---- Data lines

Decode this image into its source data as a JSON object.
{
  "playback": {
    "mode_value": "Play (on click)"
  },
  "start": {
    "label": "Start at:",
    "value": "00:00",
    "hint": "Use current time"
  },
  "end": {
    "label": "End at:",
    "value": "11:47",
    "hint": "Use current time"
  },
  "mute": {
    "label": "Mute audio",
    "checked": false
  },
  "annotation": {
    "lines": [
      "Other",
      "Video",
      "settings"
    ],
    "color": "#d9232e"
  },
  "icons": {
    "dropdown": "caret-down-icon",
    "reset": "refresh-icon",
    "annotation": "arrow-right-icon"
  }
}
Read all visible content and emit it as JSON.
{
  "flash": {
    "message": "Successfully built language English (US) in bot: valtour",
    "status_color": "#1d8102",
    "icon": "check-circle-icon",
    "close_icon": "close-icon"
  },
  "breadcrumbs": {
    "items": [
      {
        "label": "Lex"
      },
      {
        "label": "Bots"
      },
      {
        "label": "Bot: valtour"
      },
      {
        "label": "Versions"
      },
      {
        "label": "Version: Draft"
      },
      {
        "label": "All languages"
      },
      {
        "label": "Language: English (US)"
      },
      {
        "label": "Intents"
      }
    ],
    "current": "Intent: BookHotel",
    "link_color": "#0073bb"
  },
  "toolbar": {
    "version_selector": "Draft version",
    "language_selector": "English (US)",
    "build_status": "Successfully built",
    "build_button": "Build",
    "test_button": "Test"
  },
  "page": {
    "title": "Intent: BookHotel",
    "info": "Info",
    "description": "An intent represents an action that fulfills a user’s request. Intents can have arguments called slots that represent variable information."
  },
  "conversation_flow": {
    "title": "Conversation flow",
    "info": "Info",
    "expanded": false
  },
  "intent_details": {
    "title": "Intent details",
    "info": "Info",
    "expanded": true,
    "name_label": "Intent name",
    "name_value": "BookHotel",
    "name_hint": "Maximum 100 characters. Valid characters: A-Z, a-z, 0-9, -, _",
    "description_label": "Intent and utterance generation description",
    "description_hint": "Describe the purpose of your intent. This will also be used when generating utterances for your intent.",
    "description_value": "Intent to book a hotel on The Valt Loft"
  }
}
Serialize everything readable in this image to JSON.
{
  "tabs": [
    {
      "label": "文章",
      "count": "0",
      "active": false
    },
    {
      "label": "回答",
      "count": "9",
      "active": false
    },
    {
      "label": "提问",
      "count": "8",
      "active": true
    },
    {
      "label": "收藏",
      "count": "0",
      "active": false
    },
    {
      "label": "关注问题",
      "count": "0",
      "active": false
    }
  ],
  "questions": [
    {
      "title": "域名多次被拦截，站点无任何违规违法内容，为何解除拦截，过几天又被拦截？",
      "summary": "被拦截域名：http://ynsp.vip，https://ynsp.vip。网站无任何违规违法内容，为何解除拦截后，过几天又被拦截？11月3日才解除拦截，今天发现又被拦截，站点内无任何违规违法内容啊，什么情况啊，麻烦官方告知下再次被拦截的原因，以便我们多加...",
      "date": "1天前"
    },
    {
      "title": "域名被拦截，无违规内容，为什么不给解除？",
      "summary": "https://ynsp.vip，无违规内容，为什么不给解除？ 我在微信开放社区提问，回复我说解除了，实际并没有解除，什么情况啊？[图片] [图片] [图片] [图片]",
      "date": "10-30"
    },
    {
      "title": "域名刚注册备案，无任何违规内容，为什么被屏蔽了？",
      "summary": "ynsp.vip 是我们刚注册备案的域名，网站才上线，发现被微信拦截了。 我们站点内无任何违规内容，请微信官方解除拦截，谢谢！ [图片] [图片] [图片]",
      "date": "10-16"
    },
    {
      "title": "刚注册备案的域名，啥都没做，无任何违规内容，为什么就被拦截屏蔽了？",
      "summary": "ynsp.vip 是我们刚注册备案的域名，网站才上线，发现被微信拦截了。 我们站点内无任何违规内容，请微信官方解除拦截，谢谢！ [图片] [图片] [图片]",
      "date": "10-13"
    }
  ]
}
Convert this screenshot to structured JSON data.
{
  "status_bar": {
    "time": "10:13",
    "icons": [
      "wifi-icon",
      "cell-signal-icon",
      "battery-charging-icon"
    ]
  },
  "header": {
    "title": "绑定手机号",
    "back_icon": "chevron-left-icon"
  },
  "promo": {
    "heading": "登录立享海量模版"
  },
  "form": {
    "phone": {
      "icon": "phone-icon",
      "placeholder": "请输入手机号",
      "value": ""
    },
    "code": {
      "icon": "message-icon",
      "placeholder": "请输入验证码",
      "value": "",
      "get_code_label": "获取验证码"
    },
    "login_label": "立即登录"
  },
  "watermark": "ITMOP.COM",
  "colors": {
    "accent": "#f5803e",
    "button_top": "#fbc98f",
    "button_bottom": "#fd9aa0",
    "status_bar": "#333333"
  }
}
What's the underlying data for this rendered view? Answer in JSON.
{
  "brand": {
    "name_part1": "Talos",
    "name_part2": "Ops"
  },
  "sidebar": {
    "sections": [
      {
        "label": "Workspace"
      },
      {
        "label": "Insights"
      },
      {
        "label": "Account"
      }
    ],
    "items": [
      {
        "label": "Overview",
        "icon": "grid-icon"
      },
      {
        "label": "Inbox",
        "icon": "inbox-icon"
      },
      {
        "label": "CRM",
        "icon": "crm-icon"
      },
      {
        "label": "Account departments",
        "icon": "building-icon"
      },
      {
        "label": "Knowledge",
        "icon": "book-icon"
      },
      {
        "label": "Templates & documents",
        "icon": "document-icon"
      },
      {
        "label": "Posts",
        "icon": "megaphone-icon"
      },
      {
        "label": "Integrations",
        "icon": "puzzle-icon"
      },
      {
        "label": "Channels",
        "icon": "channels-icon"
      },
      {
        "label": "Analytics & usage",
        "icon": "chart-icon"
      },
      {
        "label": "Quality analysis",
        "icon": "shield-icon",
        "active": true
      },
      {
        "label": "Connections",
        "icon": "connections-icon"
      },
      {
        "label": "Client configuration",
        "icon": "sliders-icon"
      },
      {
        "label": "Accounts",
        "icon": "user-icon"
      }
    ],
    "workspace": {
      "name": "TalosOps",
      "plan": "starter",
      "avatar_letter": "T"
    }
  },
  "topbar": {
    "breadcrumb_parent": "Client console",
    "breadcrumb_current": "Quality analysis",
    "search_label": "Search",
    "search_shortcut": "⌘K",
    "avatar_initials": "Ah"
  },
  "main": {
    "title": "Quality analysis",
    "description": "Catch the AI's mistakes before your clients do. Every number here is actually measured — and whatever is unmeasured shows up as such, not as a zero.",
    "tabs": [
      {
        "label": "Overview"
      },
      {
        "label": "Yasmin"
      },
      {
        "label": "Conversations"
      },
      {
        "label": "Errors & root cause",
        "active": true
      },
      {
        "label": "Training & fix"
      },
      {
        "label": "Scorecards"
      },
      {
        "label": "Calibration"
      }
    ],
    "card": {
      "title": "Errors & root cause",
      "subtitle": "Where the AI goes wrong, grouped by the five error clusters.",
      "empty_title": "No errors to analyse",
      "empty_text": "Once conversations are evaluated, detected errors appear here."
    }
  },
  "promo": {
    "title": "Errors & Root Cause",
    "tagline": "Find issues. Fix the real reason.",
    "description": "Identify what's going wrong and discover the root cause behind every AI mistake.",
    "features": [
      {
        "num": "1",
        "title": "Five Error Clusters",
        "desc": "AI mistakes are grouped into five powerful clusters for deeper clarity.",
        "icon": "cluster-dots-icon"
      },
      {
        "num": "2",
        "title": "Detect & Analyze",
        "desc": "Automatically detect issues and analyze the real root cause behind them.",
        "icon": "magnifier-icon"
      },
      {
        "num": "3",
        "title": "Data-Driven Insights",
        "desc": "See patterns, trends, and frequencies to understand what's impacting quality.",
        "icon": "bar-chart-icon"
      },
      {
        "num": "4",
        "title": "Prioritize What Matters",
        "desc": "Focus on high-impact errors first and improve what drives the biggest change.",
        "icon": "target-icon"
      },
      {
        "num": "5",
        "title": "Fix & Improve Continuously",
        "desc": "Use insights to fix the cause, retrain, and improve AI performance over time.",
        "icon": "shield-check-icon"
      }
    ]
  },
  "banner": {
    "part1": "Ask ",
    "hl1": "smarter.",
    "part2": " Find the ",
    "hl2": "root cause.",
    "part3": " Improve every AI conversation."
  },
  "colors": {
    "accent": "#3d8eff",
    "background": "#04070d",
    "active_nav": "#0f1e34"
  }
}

--------

* [Directions for this task] Select every line of the records holding the string "valtour".

* [Output for this task]
    "message": "Successfully built language English (US) in bot: valtour",
        "label": "Bot: valtour"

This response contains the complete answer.